TASK BRIEF: Return all lines with the word "stove" in them.

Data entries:
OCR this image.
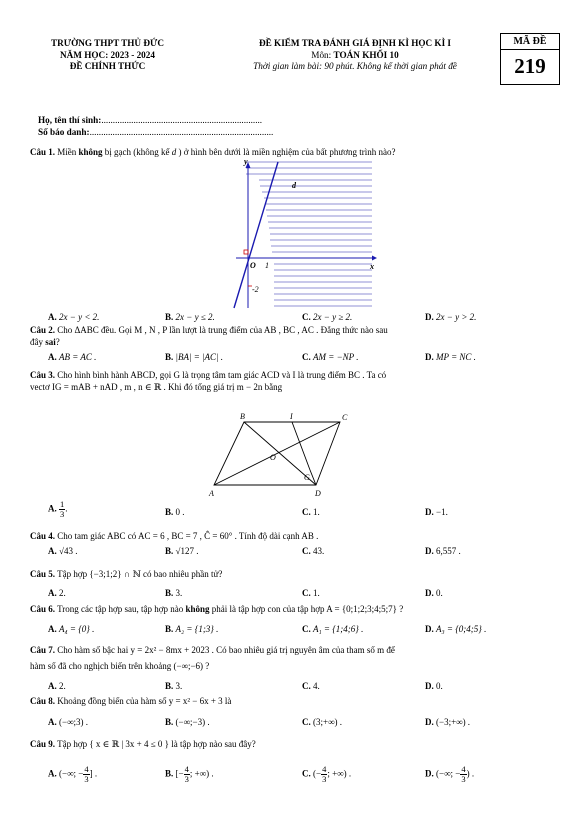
TRƯỜNG THPT THỦ ĐỨC
NĂM HỌC: 2023 - 2024
ĐỀ CHÍNH THỨC
ĐỀ KIỂM TRA ĐÁNH GIÁ ĐỊNH KÌ HỌC KÌ I
Môn: TOÁN KHỐI 10
Thời gian làm bài: 90 phút. Không kể thời gian phát đề
MÃ ĐỀ
219
Họ, tên thí sinh:......................................................................
Số báo danh:................................................................................
Câu 1. Miền không bị gạch (không kể d ) ở hình bên dưới là miền nghiệm của bất phương trình nào?
y
x
d
O 1
-2
A. 2x − y < 2.	B. 2x − y ≤ 2.	C. 2x − y ≥ 2.	D. 2x − y > 2.
Câu 2. Cho ΔABC đều. Gọi M , N , P lần lượt là trung điểm của AB , BC , AC . Đẳng thức nào sau
đây sai?
A. AB = AC .	B. |BA| = |AC| .	C. AM = −NP .	D. MP = NC .
Câu 3. Cho hình bình hành ABCD, gọi G là trọng tâm tam giác ACD và I là trung điểm BC . Ta có
vectơ IG = mAB + nAD , m , n ∈ ℝ . Khi đó tổng giá trị m − 2n bằng
B	I	C
O
G
A	D
A. $\frac{1}{3}$ .	B. 0 .	C. 1.	D. −1.
Câu 4. Cho tam giác ABC có AC = 6 , BC = 7 , Ĉ = 60° . Tính độ dài cạnh AB .
A. √43 .	B. √127 .	C. 43.	D. 6,557 .
Câu 5. Tập hợp {−3;1;2} ∩ ℕ có bao nhiêu phần tử?
A. 2.	B. 3.	C. 1.	D. 0.
Câu 6. Trong các tập hợp sau, tập hợp nào không phải là tập hợp con của tập hợp A = {0;1;2;3;4;5;7} ?
A. A₄ = {0} .	B. A₂ = {1;3} .	C. A₁ = {1;4;6} .	D. A₃ = {0;4;5} .
Câu 7. Cho hàm số bậc hai y = 2x² − 8mx + 2023 . Có bao nhiêu giá trị nguyên âm của tham số m để
hàm số đã cho nghịch biến trên khoảng (−∞;−6) ?
A. 2.	B. 3.	C. 4.	D. 0.
Câu 8. Khoảng đồng biến của hàm số y = x² − 6x + 3 là
A. (−∞;3) .	B. (−∞;−3) .	C. (3;+∞) .	D. (−3;+∞) .
Câu 9. Tập hợp { x ∈ ℝ | 3x + 4 ≤ 0 } là tập hợp nào sau đây?
A. (−∞; − $\frac{4}{3}$ ] .	B. [− $\frac{4}{3}$ ; +∞) .	C. (− $\frac{4}{3}$ ; +∞) .	D. (−∞; − $\frac{4}{3}$ ) .
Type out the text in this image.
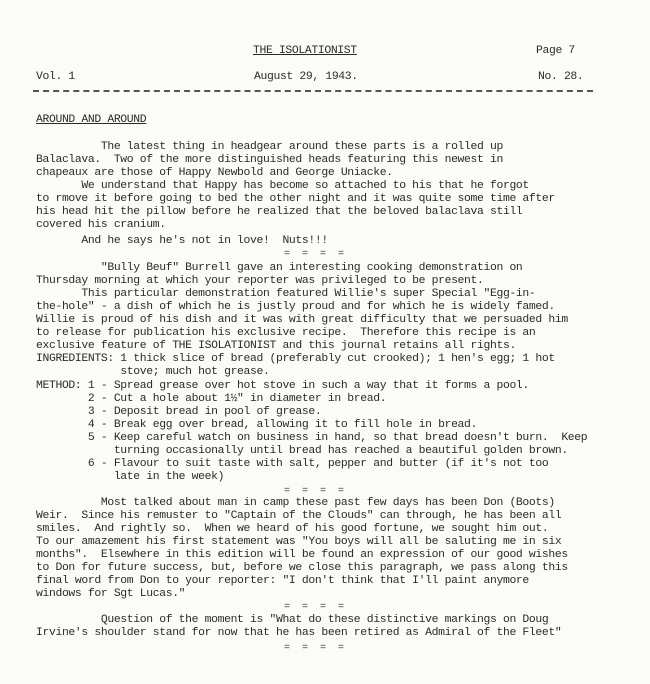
THE ISOLATIONIST	Page 7
Vol. 1	August 29, 1943.	No. 28.
AROUND AND AROUND
The latest thing in headgear around these parts is a rolled up
Balaclava.  Two of the more distinguished heads featuring this newest in
chapeaux are those of Happy Newbold and George Uniacke.
We understand that Happy has become so attached to his that he forgot
to rmove it before going to bed the other night and it was quite some time after
his head hit the pillow before he realized that the beloved balaclava still
covered his cranium.
And he says he's not in love!  Nuts!!!
= = = =
"Bully Beuf" Burrell gave an interesting cooking demonstration on
Thursday morning at which your reporter was privileged to be present.
This particular demonstration featured Willie's super Special "Egg-in-
the-hole" - a dish of which he is justly proud and for which he is widely famed.
Willie is proud of his dish and it was with great difficulty that we persuaded him
to release for publication his exclusive recipe.  Therefore this recipe is an
exclusive feature of THE ISOLATIONIST and this journal retains all rights.
INGREDIENTS: 1 thick slice of bread (preferably cut crooked); 1 hen's egg; 1 hot
stove; much hot grease.
METHOD: 1 - Spread grease over hot stove in such a way that it forms a pool.
2 - Cut a hole about 1½" in diameter in bread.
3 - Deposit bread in pool of grease.
4 - Break egg over bread, allowing it to fill hole in bread.
5 - Keep careful watch on business in hand, so that bread doesn't burn.  Keep
turning occasionally until bread has reached a beautiful golden brown.
6 - Flavour to suit taste with salt, pepper and butter (if it's not too
late in the week)
= = = =
Most talked about man in camp these past few days has been Don (Boots)
Weir.  Since his remuster to "Captain of the Clouds" can through, he has been all
smiles.  And rightly so.  When we heard of his good fortune, we sought him out.
To our amazement his first statement was "You boys will all be saluting me in six
months".  Elsewhere in this edition will be found an expression of our good wishes
to Don for future success, but, before we close this paragraph, we pass along this
final word from Don to your reporter: "I don't think that I'll paint anymore
windows for Sgt Lucas."
= = = =
Question of the moment is "What do these distinctive markings on Doug
Irvine's shoulder stand for now that he has been retired as Admiral of the Fleet"
= = = =
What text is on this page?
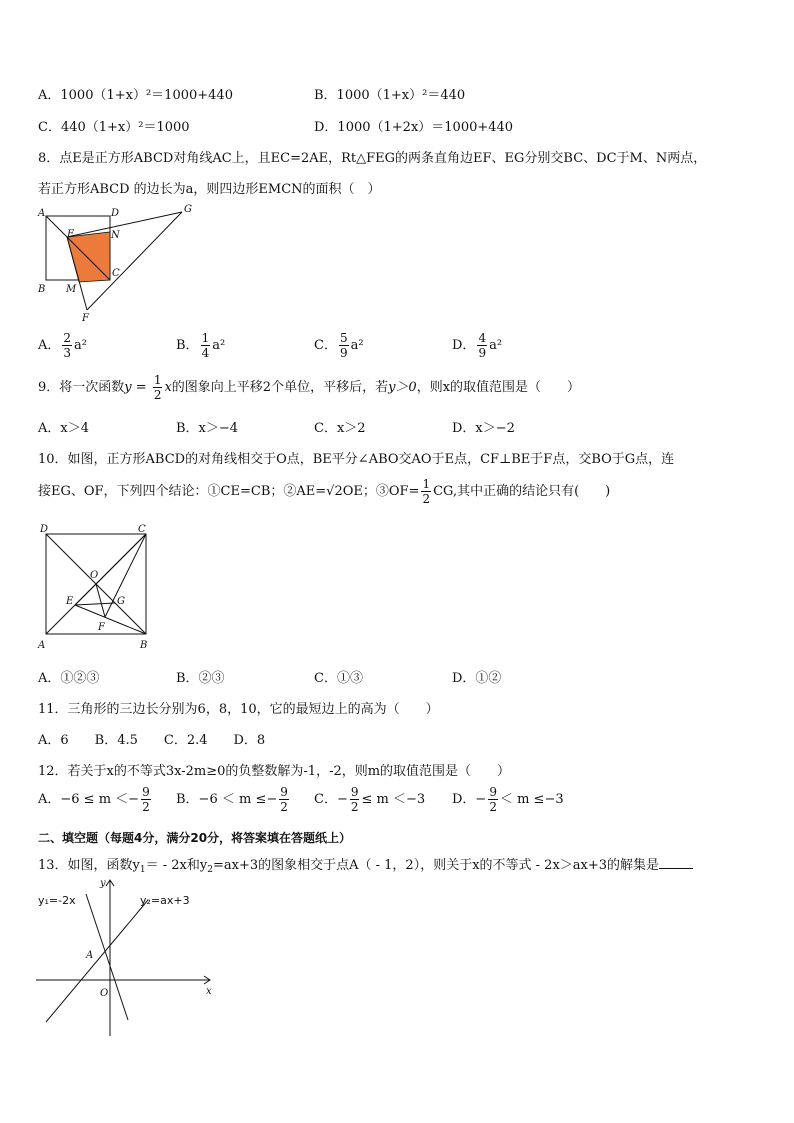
A．1000（1+x）²＝1000+440	B．1000（1+x）²＝440
C．440（1+x）²＝1000	D．1000（1+2x）＝1000+440
8．点E是正方形ABCD对角线AC上，且EC=2AE，Rt△FEG的两条直角边EF、EG分别交BC、DC于M、N两点，
若正方形ABCD 的边长为a，则四边形EMCN的面积（　）
A	D	G
E	N
C
B M
F
A． $\frac{2}{3} a^2$	B． $\frac{1}{4} a^2$	C． $\frac{5}{9} a^2$	D． $\frac{4}{9} a^2$
9．将一次函数$y = \frac{1}{2}$ x的图象向上平移2个单位，平移后，若y＞0，则x的取值范围是（　　）
A．x＞4	B．x＞−4	C．x＞2	D．x＞−2
10．如图，正方形ABCD的对角线相交于O点，BE平分∠ABO交AO于E点，CF⊥BE于F点，交BO于G点，连
接EG、OF，下列四个结论：①CE=CB；②AE=√2OE；③OF= $\frac{1}{2}$ CG,其中正确的结论只有(　　)
D	C
O
E	G
F
A	B
A．①②③	B．②③	C．①③	D．①②
11．三角形的三边长分别为6，8，10，它的最短边上的高为（　　）
A．6　　B．4.5　　C．2.4　　D．8
12．若关于x的不等式3x-2m≥0的负整数解为-1，-2，则m的取值范围是（　　）
A．$-6 \le m <- \frac{9}{2}$ B．$-6 < m \le- \frac{9}{2}$ C．− $\frac{9}{2} \le m <-3$ D．− $\frac{9}{2} < m \le-3$
二、填空题（每题4分，满分20分，将答案填在答题纸上）
13．如图，函数$y_1= - 2x$和$y_2=ax+3$的图象相交于点A（ - 1，2），则关于x的不等式 - 2x＞ax+3的解集是
y₁=-2x	y₂=ax+3
y
A
O	x
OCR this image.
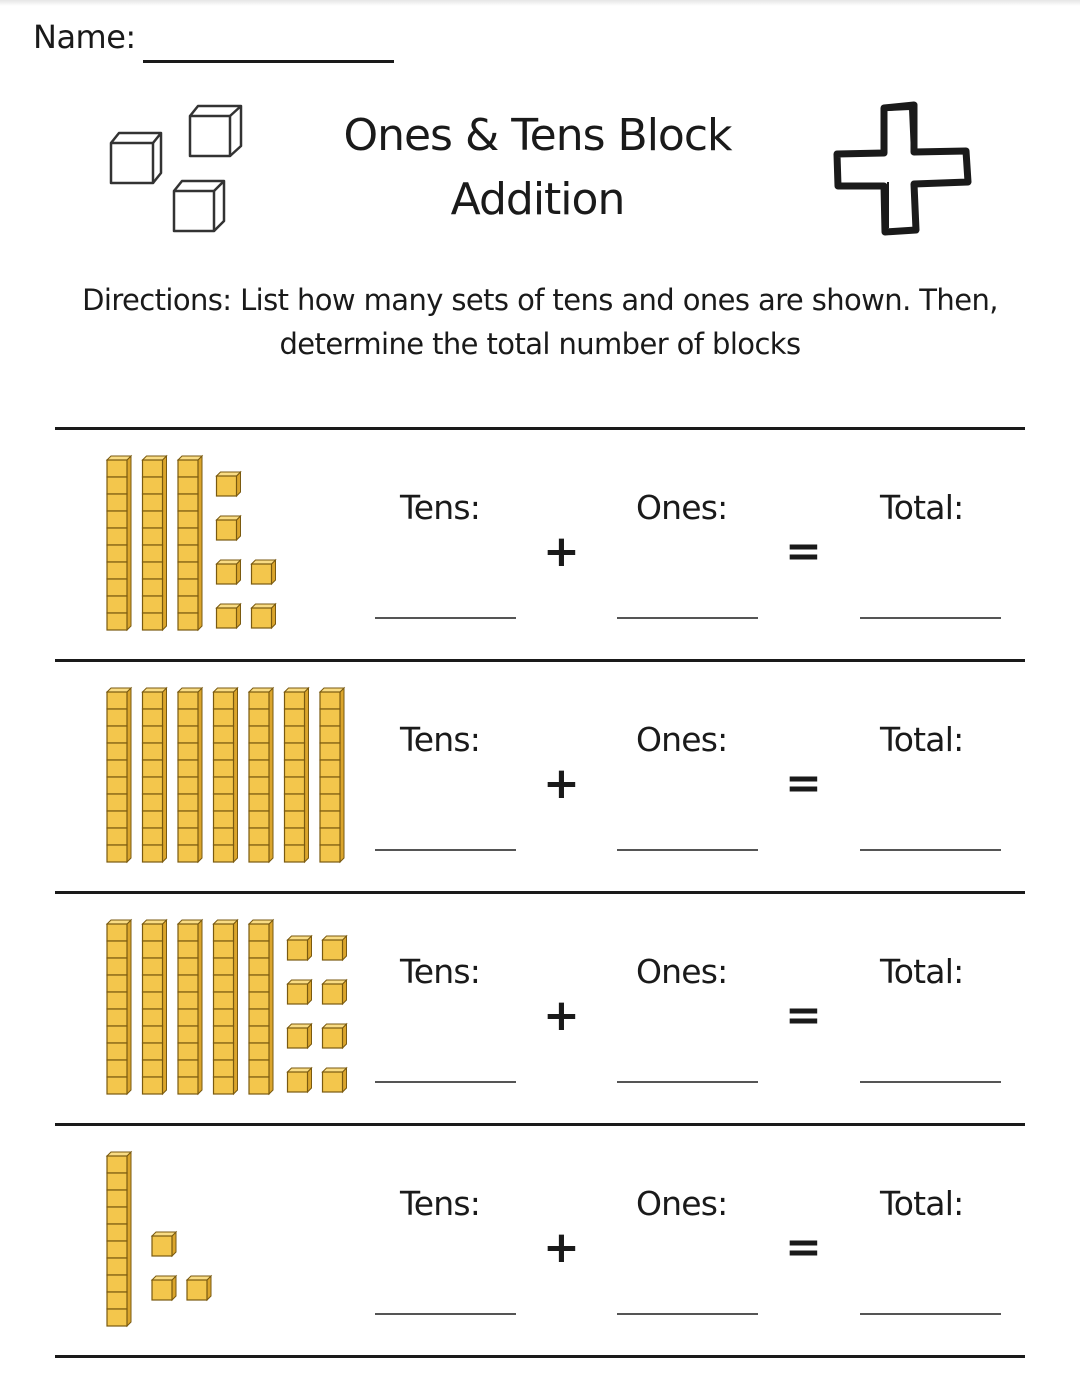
Name:
Ones & Tens Block
Addition
Directions: List how many sets of tens and ones are shown. Then,
determine the total number of blocks
Tens:	Ones:	Total:
+	=
Tens:	Ones:	Total:
+	=
Tens:	Ones:	Total:
+	=
Tens:	Ones:	Total:
+	=
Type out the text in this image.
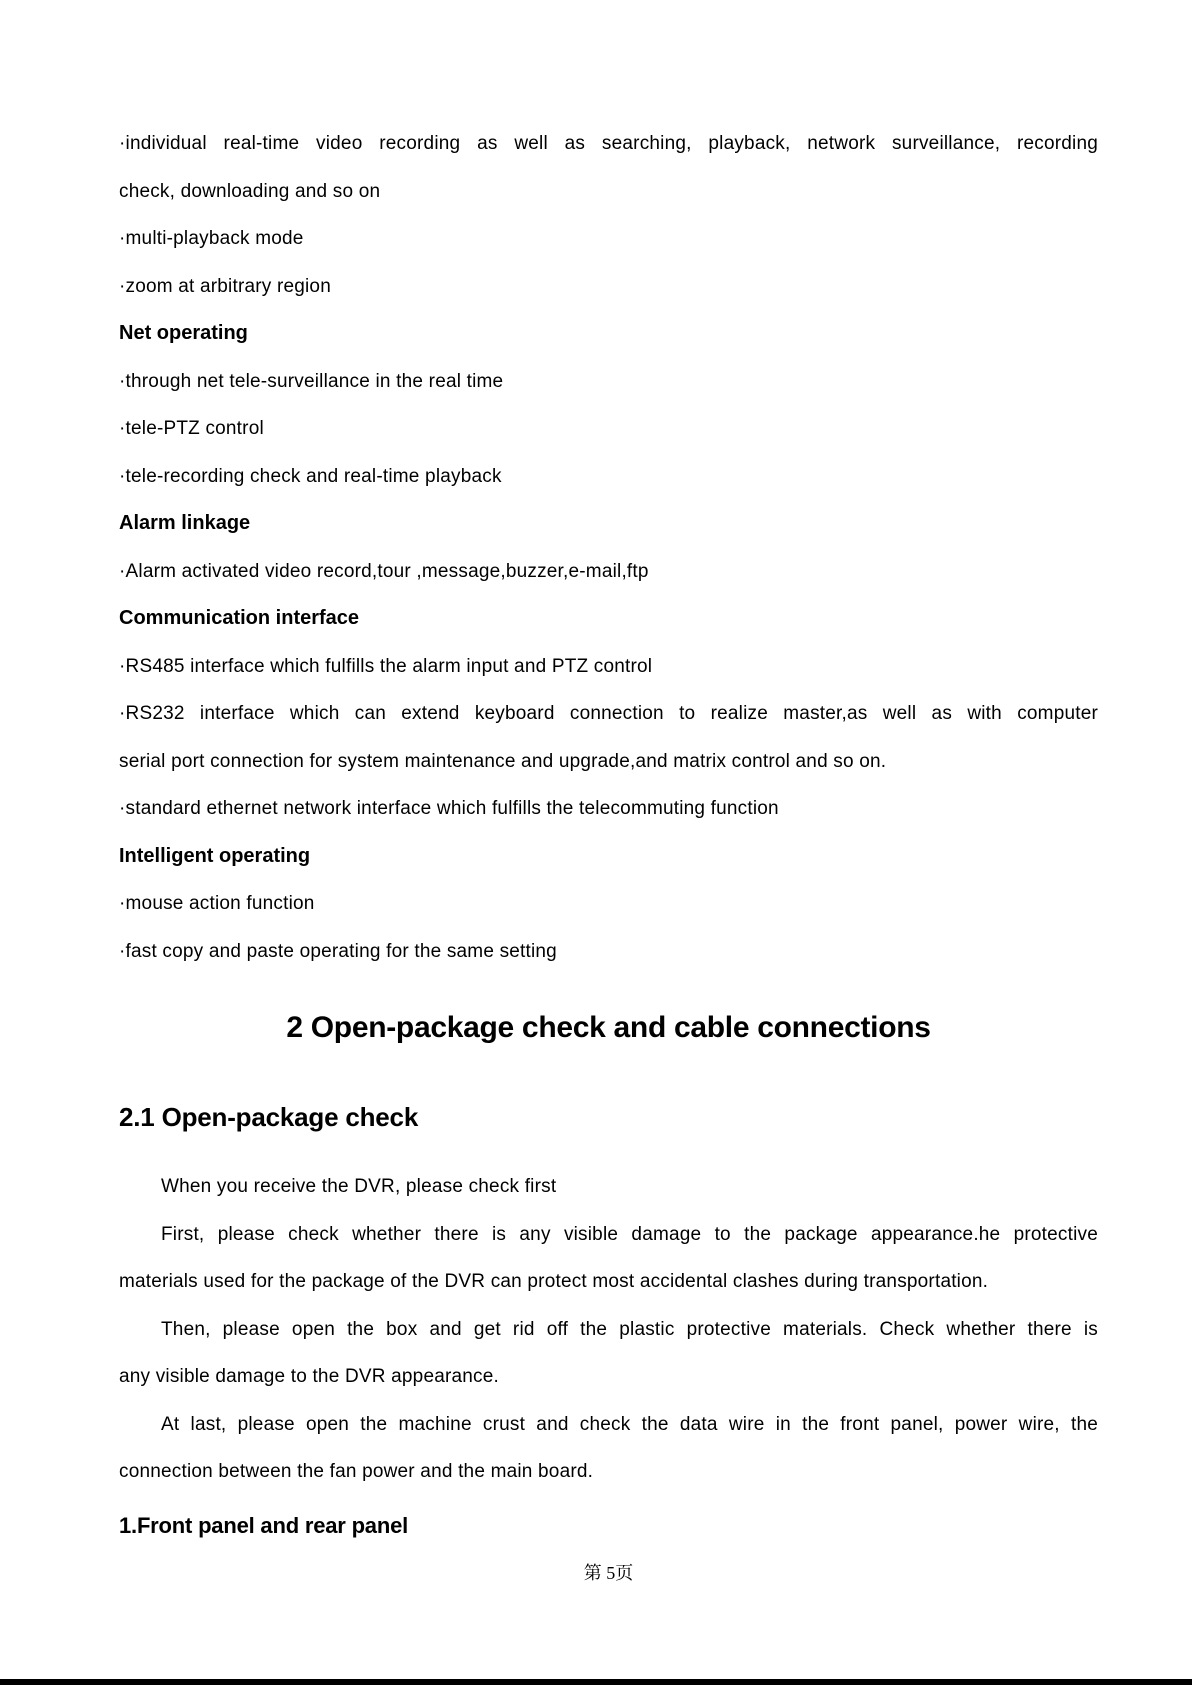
·individual real-time video recording as well as searching, playback, network surveillance, recording
check, downloading and so on
·multi-playback mode
·zoom at arbitrary region
Net operating
·through net tele-surveillance in the real time
·tele-PTZ control
·tele-recording check and real-time playback
Alarm linkage
·Alarm activated video record,tour ,message,buzzer,e-mail,ftp
Communication interface
·RS485 interface which fulfills the alarm input and PTZ control
·RS232 interface which can extend keyboard connection to realize master,as well as with computer
serial port connection for system maintenance and upgrade,and matrix control and so on.
·standard ethernet network interface which fulfills the telecommuting function
Intelligent operating
·mouse action function
·fast copy and paste operating for the same setting
2 Open-package check and cable connections
2.1 Open-package check
When you receive the DVR, please check first
First, please check whether there is any visible damage to the package appearance.he protective
materials used for the package of the DVR can protect most accidental clashes during transportation.
Then, please open the box and get rid off the plastic protective materials. Check whether there is
any visible damage to the DVR appearance.
At last, please open the machine crust and check the data wire in the front panel, power wire, the
connection between the fan power and the main board.
1.Front panel and rear panel
第 5页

FINISHED EXERCISE:
stove; much hot grease.
METHOD: 1 - Spread grease over hot stove in such a way that it forms a pool.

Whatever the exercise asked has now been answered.